#### Exercise:
Write the material out again, line by line, exactly as it is.

Saved data entries
######

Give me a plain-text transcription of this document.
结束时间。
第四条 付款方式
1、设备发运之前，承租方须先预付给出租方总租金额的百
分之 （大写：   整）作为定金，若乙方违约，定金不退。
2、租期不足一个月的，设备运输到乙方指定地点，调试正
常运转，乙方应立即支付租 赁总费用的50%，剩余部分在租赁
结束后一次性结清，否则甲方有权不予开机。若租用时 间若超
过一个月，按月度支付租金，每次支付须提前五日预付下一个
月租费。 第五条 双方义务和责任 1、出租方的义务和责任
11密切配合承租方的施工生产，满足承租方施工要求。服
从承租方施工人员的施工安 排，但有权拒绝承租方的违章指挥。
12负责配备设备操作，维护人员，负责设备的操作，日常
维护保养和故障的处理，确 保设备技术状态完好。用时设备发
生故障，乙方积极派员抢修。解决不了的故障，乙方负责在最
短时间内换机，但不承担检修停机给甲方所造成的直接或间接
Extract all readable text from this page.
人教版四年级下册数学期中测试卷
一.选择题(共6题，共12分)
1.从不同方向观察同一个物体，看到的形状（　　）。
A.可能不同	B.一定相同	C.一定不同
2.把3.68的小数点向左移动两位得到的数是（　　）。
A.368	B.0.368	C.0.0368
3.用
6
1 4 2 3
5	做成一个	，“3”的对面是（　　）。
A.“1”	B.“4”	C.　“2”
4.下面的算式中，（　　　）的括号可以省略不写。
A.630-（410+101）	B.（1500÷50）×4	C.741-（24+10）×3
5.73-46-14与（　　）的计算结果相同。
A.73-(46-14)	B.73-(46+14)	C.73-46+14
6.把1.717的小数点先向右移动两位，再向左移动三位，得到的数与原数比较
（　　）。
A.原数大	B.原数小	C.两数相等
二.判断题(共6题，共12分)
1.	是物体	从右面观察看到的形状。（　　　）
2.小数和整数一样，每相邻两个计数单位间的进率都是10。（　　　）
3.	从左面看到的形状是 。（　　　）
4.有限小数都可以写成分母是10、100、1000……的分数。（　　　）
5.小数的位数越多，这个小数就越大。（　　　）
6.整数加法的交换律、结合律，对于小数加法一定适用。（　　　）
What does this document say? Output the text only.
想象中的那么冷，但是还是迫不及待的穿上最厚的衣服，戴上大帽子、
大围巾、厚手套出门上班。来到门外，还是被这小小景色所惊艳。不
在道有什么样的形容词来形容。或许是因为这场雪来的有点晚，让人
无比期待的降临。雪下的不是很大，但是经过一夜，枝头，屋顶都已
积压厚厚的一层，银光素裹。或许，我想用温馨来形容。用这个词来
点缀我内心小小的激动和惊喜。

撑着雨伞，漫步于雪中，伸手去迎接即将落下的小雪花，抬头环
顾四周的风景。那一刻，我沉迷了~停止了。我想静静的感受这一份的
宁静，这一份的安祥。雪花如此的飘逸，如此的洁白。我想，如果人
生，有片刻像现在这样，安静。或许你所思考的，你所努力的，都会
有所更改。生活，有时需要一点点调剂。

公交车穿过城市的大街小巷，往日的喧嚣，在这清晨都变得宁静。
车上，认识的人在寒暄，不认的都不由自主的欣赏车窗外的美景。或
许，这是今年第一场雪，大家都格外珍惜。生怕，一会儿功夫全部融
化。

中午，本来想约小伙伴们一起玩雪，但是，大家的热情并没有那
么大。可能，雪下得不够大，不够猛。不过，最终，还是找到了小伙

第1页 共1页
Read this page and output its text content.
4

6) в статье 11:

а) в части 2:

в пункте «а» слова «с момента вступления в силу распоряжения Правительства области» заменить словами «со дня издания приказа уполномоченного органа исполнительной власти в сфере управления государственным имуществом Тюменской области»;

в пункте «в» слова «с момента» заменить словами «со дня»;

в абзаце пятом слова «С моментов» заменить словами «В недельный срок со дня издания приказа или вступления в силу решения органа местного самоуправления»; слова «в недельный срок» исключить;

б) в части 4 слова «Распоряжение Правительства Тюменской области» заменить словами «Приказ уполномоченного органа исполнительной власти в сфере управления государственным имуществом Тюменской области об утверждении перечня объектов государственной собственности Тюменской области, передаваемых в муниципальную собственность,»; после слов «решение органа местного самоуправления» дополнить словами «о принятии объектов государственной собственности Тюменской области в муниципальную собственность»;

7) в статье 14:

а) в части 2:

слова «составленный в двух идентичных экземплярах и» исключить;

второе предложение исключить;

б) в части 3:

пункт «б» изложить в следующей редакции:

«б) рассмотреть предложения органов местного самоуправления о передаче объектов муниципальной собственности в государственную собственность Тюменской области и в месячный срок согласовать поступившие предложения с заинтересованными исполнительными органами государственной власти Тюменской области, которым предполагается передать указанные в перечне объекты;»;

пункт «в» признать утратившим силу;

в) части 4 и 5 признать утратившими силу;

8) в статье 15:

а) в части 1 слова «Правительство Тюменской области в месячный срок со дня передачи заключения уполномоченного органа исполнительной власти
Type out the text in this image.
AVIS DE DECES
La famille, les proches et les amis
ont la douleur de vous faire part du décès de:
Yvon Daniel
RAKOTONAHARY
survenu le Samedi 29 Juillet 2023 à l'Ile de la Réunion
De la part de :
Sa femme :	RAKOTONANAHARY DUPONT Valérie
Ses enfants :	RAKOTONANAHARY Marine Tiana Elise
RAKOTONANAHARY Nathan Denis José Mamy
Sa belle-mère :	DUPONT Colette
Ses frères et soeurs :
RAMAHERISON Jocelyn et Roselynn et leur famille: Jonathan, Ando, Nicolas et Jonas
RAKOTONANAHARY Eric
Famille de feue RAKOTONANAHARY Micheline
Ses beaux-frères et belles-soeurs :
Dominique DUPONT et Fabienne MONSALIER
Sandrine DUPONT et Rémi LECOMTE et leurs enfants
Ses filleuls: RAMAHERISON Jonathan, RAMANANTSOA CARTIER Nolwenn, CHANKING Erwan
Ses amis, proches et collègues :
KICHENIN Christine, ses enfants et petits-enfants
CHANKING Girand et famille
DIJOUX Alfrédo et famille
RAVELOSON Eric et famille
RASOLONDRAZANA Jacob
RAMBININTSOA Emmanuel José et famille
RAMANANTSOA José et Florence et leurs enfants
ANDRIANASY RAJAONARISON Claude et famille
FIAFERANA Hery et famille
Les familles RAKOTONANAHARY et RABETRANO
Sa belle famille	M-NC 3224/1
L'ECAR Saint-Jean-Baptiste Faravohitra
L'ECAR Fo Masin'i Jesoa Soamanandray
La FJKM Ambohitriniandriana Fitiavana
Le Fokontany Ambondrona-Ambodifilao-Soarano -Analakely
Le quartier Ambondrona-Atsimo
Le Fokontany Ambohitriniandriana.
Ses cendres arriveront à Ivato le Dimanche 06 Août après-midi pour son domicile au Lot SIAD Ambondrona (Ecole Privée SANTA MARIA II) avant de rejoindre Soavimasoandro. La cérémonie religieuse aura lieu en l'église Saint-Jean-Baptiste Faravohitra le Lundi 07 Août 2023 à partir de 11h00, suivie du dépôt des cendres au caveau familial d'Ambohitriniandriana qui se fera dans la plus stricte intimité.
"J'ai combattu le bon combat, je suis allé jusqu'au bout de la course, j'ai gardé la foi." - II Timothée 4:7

######

#### Result of the task:
Give me a plain-text transcription of this document.
结束时间。
第四条 付款方式
1、设备发运之前，承租方须先预付给出租方总租金额的百
分之 （大写：   整）作为定金，若乙方违约，定金不退。
2、租期不足一个月的，设备运输到乙方指定地点，调试正
常运转，乙方应立即支付租 赁总费用的50%，剩余部分在租赁
结束后一次性结清，否则甲方有权不予开机。若租用时 间若超
过一个月，按月度支付租金，每次支付须提前五日预付下一个
月租费。 第五条 双方义务和责任 1、出租方的义务和责任
11密切配合承租方的施工生产，满足承租方施工要求。服
从承租方施工人员的施工安 排，但有权拒绝承租方的违章指挥。
12负责配备设备操作，维护人员，负责设备的操作，日常
维护保养和故障的处理，确 保设备技术状态完好。用时设备发
生故障，乙方积极派员抢修。解决不了的故障，乙方负责在最
短时间内换机，但不承担检修停机给甲方所造成的直接或间接
Extract all readable text from this page.
人教版四年级下册数学期中测试卷
一.选择题(共6题，共12分)
1.从不同方向观察同一个物体，看到的形状（　　）。
A.可能不同	B.一定相同	C.一定不同
2.把3.68的小数点向左移动两位得到的数是（　　）。
A.368	B.0.368	C.0.0368
3.用
6
1 4 2 3
5	做成一个	，“3”的对面是（　　）。
A.“1”	B.“4”	C.　“2”
4.下面的算式中，（　　　）的括号可以省略不写。
A.630-（410+101）	B.（1500÷50）×4	C.741-（24+10）×3
5.73-46-14与（　　）的计算结果相同。
A.73-(46-14)	B.73-(46+14)	C.73-46+14
6.把1.717的小数点先向右移动两位，再向左移动三位，得到的数与原数比较
（　　）。
A.原数大	B.原数小	C.两数相等
二.判断题(共6题，共12分)
1.	是物体	从右面观察看到的形状。（　　　）
2.小数和整数一样，每相邻两个计数单位间的进率都是10。（　　　）
3.	从左面看到的形状是 。（　　　）
4.有限小数都可以写成分母是10、100、1000……的分数。（　　　）
5.小数的位数越多，这个小数就越大。（　　　）
6.整数加法的交换律、结合律，对于小数加法一定适用。（　　　）
What does this document say? Output the text only.
想象中的那么冷，但是还是迫不及待的穿上最厚的衣服，戴上大帽子、
大围巾、厚手套出门上班。来到门外，还是被这小小景色所惊艳。不
在道有什么样的形容词来形容。或许是因为这场雪来的有点晚，让人
无比期待的降临。雪下的不是很大，但是经过一夜，枝头，屋顶都已
积压厚厚的一层，银光素裹。或许，我想用温馨来形容。用这个词来
点缀我内心小小的激动和惊喜。

撑着雨伞，漫步于雪中，伸手去迎接即将落下的小雪花，抬头环
顾四周的风景。那一刻，我沉迷了~停止了。我想静静的感受这一份的
宁静，这一份的安祥。雪花如此的飘逸，如此的洁白。我想，如果人
生，有片刻像现在这样，安静。或许你所思考的，你所努力的，都会
有所更改。生活，有时需要一点点调剂。

公交车穿过城市的大街小巷，往日的喧嚣，在这清晨都变得宁静。
车上，认识的人在寒暄，不认的都不由自主的欣赏车窗外的美景。或
许，这是今年第一场雪，大家都格外珍惜。生怕，一会儿功夫全部融
化。

中午，本来想约小伙伴们一起玩雪，但是，大家的热情并没有那
么大。可能，雪下得不够大，不够猛。不过，最终，还是找到了小伙

第1页 共1页
Read this page and output its text content.
4

6) в статье 11:

а) в части 2:

в пункте «а» слова «с момента вступления в силу распоряжения Правительства области» заменить словами «со дня издания приказа уполномоченного органа исполнительной власти в сфере управления государственным имуществом Тюменской области»;

в пункте «в» слова «с момента» заменить словами «со дня»;

в абзаце пятом слова «С моментов» заменить словами «В недельный срок со дня издания приказа или вступления в силу решения органа местного самоуправления»; слова «в недельный срок» исключить;

б) в части 4 слова «Распоряжение Правительства Тюменской области» заменить словами «Приказ уполномоченного органа исполнительной власти в сфере управления государственным имуществом Тюменской области об утверждении перечня объектов государственной собственности Тюменской области, передаваемых в муниципальную собственность,»; после слов «решение органа местного самоуправления» дополнить словами «о принятии объектов государственной собственности Тюменской области в муниципальную собственность»;

7) в статье 14:

а) в части 2:

слова «составленный в двух идентичных экземплярах и» исключить;

второе предложение исключить;

б) в части 3:

пункт «б» изложить в следующей редакции:

«б) рассмотреть предложения органов местного самоуправления о передаче объектов муниципальной собственности в государственную собственность Тюменской области и в месячный срок согласовать поступившие предложения с заинтересованными исполнительными органами государственной власти Тюменской области, которым предполагается передать указанные в перечне объекты;»;

пункт «в» признать утратившим силу;

в) части 4 и 5 признать утратившими силу;

8) в статье 15:

а) в части 1 слова «Правительство Тюменской области в месячный срок со дня передачи заключения уполномоченного органа исполнительной власти
Type out the text in this image.
AVIS DE DECES
La famille, les proches et les amis
ont la douleur de vous faire part du décès de:
Yvon Daniel
RAKOTONAHARY
survenu le Samedi 29 Juillet 2023 à l'Ile de la Réunion
De la part de :
Sa femme :	RAKOTONANAHARY DUPONT Valérie
Ses enfants :	RAKOTONANAHARY Marine Tiana Elise
RAKOTONANAHARY Nathan Denis José Mamy
Sa belle-mère :	DUPONT Colette
Ses frères et soeurs :
RAMAHERISON Jocelyn et Roselynn et leur famille: Jonathan, Ando, Nicolas et Jonas
RAKOTONANAHARY Eric
Famille de feue RAKOTONANAHARY Micheline
Ses beaux-frères et belles-soeurs :
Dominique DUPONT et Fabienne MONSALIER
Sandrine DUPONT et Rémi LECOMTE et leurs enfants
Ses filleuls: RAMAHERISON Jonathan, RAMANANTSOA CARTIER Nolwenn, CHANKING Erwan
Ses amis, proches et collègues :
KICHENIN Christine, ses enfants et petits-enfants
CHANKING Girand et famille
DIJOUX Alfrédo et famille
RAVELOSON Eric et famille
RASOLONDRAZANA Jacob
RAMBININTSOA Emmanuel José et famille
RAMANANTSOA José et Florence et leurs enfants
ANDRIANASY RAJAONARISON Claude et famille
FIAFERANA Hery et famille
Les familles RAKOTONANAHARY et RABETRANO
Sa belle famille	M-NC 3224/1
L'ECAR Saint-Jean-Baptiste Faravohitra
L'ECAR Fo Masin'i Jesoa Soamanandray
La FJKM Ambohitriniandriana Fitiavana
Le Fokontany Ambondrona-Ambodifilao-Soarano -Analakely
Le quartier Ambondrona-Atsimo
Le Fokontany Ambohitriniandriana.
Ses cendres arriveront à Ivato le Dimanche 06 Août après-midi pour son domicile au Lot SIAD Ambondrona (Ecole Privée SANTA MARIA II) avant de rejoindre Soavimasoandro. La cérémonie religieuse aura lieu en l'église Saint-Jean-Baptiste Faravohitra le Lundi 07 Août 2023 à partir de 11h00, suivie du dépôt des cendres au caveau familial d'Ambohitriniandriana qui se fera dans la plus stricte intimité.
"J'ai combattu le bon combat, je suis allé jusqu'au bout de la course, j'ai gardé la foi." - II Timothée 4:7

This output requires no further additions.